(Records from a collection)
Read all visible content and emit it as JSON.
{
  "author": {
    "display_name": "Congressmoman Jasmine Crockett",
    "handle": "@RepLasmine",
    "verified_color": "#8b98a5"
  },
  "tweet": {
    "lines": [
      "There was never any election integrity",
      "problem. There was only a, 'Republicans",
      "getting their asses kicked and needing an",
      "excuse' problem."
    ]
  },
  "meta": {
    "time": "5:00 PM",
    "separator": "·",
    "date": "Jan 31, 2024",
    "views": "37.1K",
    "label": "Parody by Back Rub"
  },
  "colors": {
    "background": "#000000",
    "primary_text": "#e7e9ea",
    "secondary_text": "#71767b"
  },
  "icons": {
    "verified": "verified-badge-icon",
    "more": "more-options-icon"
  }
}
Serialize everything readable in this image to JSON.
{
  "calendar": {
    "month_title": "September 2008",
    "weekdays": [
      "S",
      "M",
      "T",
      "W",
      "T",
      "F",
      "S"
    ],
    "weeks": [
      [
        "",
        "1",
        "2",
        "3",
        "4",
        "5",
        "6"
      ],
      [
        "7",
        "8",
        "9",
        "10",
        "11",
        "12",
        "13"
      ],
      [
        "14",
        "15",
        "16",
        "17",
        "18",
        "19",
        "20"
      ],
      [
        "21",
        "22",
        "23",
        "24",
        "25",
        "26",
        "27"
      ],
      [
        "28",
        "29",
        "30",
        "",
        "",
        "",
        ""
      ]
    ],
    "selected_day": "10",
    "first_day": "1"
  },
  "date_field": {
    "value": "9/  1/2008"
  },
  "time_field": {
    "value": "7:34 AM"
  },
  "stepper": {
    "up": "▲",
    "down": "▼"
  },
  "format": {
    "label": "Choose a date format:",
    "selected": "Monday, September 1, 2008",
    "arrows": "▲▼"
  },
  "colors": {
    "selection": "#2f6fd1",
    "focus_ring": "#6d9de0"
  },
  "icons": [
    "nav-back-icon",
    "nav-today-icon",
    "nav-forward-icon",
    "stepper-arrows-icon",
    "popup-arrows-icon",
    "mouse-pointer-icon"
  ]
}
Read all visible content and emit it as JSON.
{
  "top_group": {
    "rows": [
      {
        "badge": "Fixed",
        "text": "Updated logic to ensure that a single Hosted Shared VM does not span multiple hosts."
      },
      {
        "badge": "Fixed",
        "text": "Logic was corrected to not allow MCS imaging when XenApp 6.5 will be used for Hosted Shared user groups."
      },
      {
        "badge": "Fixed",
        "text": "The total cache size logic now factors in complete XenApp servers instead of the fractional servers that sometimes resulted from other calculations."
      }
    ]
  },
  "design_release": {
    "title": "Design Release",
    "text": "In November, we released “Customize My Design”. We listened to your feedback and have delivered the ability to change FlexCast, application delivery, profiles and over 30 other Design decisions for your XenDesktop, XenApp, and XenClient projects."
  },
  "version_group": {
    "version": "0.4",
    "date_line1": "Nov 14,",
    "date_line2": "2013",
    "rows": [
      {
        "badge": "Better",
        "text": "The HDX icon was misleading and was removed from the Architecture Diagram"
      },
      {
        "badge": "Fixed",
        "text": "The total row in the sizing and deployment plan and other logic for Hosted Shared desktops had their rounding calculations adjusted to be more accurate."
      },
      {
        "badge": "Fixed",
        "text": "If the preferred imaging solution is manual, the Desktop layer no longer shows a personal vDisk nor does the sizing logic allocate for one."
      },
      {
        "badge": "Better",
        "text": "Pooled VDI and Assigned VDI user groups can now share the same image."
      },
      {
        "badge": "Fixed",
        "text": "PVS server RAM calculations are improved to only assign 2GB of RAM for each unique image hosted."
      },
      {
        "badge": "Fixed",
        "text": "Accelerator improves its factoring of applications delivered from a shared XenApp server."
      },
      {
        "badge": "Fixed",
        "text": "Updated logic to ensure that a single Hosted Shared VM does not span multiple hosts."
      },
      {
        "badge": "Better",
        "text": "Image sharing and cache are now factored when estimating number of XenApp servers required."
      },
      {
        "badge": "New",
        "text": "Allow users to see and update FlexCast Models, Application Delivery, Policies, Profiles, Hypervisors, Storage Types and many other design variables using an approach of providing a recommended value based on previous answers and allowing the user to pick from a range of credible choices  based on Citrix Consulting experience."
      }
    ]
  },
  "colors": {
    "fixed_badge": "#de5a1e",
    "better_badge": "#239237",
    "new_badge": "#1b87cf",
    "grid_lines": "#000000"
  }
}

▶ _Instruction_
Pull every line containing the word "servers" out of the material and copy it.

▶ _Solution to this exercise_
        "text": "The total cache size logic now factors in complete XenApp servers instead of the fractional servers that sometimes resulted from other calculations."
        "text": "Image sharing and cache are now factored when estimating number of XenApp servers required."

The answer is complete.